THE REQUEST
Reproduce each line bearing the word "avec".

DATASET
Start
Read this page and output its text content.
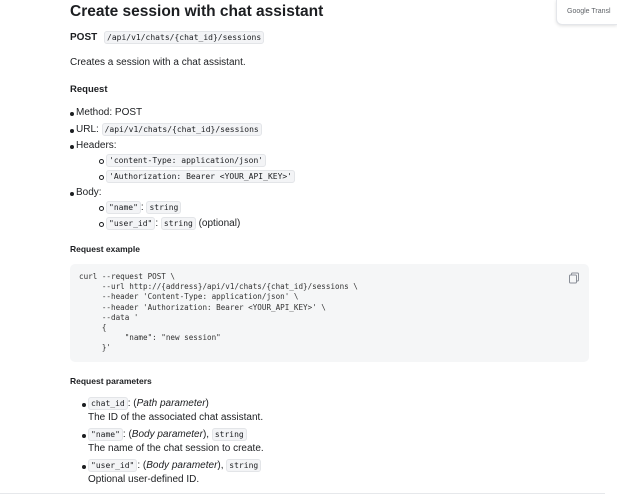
Create session with chat assistant
POST /api/v1/chats/{chat_id}/sessions
Creates a session with a chat assistant.
Request
Method: POST
URL: /api/v1/chats/{chat_id}/sessions
Headers:
'content-Type: application/json'
'Authorization: Bearer <YOUR_API_KEY>'
Body:
"name" : string
"user_id" : string (optional)
Request example
curl --request POST \
--url http://{address}/api/v1/chats/{chat_id}/sessions \
--header 'Content-Type: application/json' \
--header 'Authorization: Bearer <YOUR_API_KEY>' \
--data '
{
"name": "new session"
}'
Request parameters
chat_id : (Path parameter)
The ID of the associated chat assistant.
"name" : (Body parameter), string
The name of the chat session to create.
"user_id" : (Body parameter), string
Optional user-defined ID.
Google Transl
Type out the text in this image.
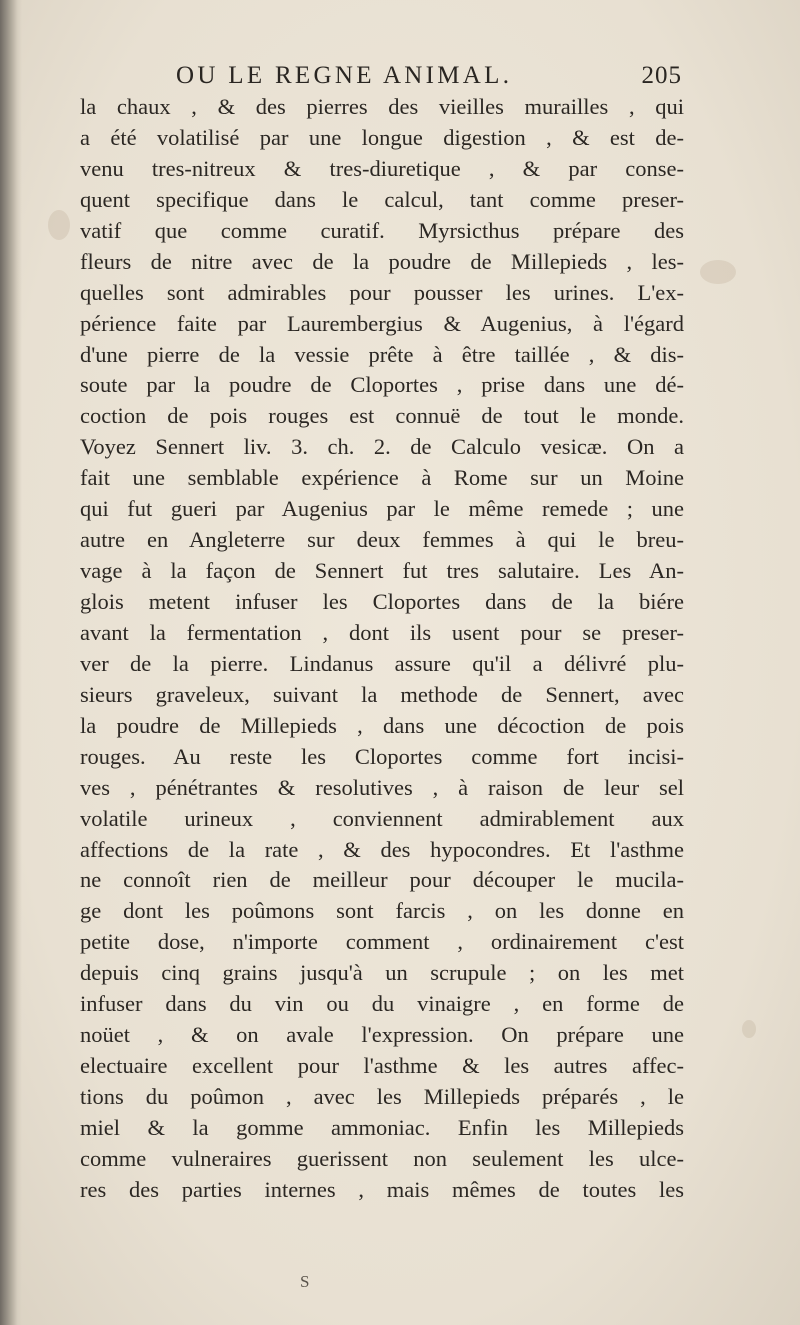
OU LE REGNE ANIMAL.	205
la chaux , & des pierres des vieilles murailles , qui
a été volatilisé par une longue digestion , & est de-
venu tres-nitreux & tres-diuretique , & par conse-
quent specifique dans le calcul, tant comme preser-
vatif que comme curatif. Myrsicthus prépare des
fleurs de nitre avec de la poudre de Millepieds , les-
quelles sont admirables pour pousser les urines. L'ex-
périence faite par Laurembergius & Augenius, à l'égard
d'une pierre de la vessie prête à être taillée , & dis-
soute par la poudre de Cloportes , prise dans une dé-
coction de pois rouges est connuë de tout le monde.
Voyez Sennert liv. 3. ch. 2. de Calculo vesicæ. On a
fait une semblable expérience à Rome sur un Moine
qui fut gueri par Augenius par le même remede ; une
autre en Angleterre sur deux femmes à qui le breu-
vage à la façon de Sennert fut tres salutaire. Les An-
glois metent infuser les Cloportes dans de la biére
avant la fermentation , dont ils usent pour se preser-
ver de la pierre. Lindanus assure qu'il a délivré plu-
sieurs graveleux, suivant la methode de Sennert, avec
la poudre de Millepieds , dans une décoction de pois
rouges. Au reste les Cloportes comme fort incisi-
ves , pénétrantes & resolutives , à raison de leur sel
volatile urineux , conviennent admirablement aux
affections de la rate , & des hypocondres. Et l'asthme
ne connoît rien de meilleur pour découper le mucila-
ge dont les poûmons sont farcis , on les donne en
petite dose, n'importe comment , ordinairement c'est
depuis cinq grains jusqu'à un scrupule ; on les met
infuser dans du vin ou du vinaigre , en forme de
noüet , & on avale l'expression. On prépare une
electuaire excellent pour l'asthme & les autres affec-
tions du poûmon , avec les Millepieds préparés , le
miel & la gomme ammoniac. Enfin les Millepieds
comme vulneraires guerissent non seulement les ulce-
res des parties internes , mais mêmes de toutes les
S
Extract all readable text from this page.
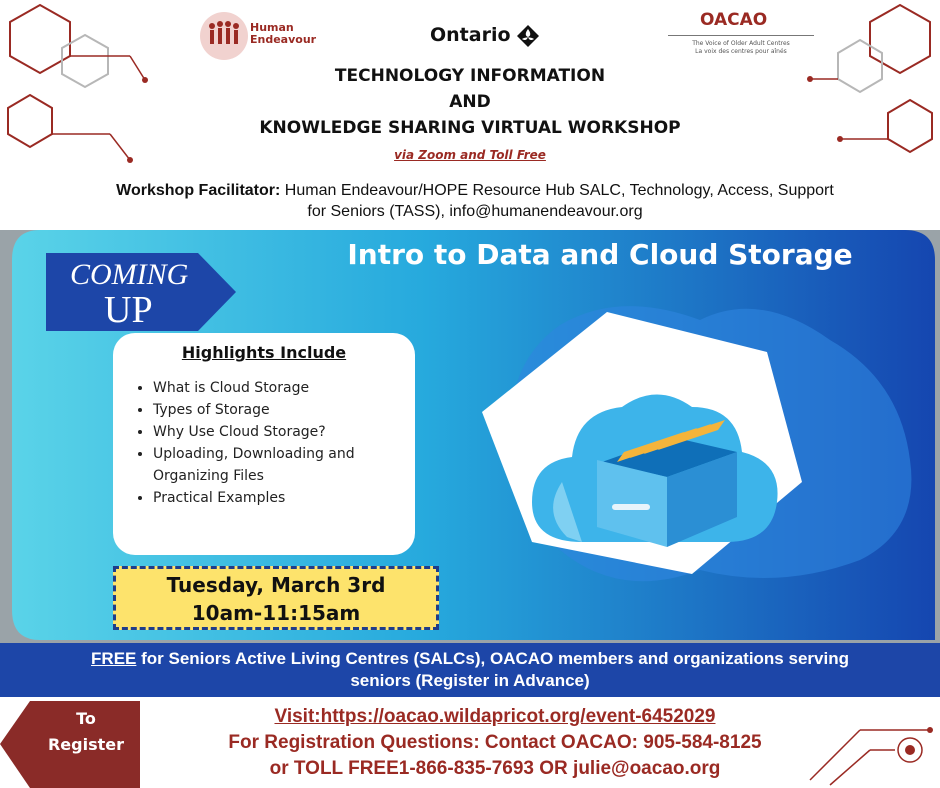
Human Endeavour	Ontario
OACAO
The Voice of Older Adult Centres
La voix des centres pour aînés
TECHNOLOGY INFORMATION
AND
KNOWLEDGE SHARING VIRTUAL WORKSHOP
via Zoom and Toll Free
Workshop Facilitator: Human Endeavour/HOPE Resource Hub SALC, Technology, Access, Support for Seniors (TASS), info@humanendeavour.org
COMING
UP
Intro to Data and Cloud Storage
Highlights Include
• What is Cloud Storage
• Types of Storage
• Why Use Cloud Storage?
• Uploading, Downloading and Organizing Files
• Practical Examples
Tuesday, March 3rd
10am-11:15am
FREE for Seniors Active Living Centres (SALCs), OACAO members and organizations serving seniors (Register in Advance)
To
Register
Visit:https://oacao.wildapricot.org/event-6452029
For Registration Questions: Contact OACAO: 905-584-8125
or TOLL FREE1-866-835-7693 OR julie@oacao.org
End
SOLUTION TO THIS EXERCISE
fleurs de nitre avec de la poudre de Millepieds , les-
sieurs graveleux, suivant la methode de Sennert, avec
tions du poûmon , avec les Millepieds préparés , le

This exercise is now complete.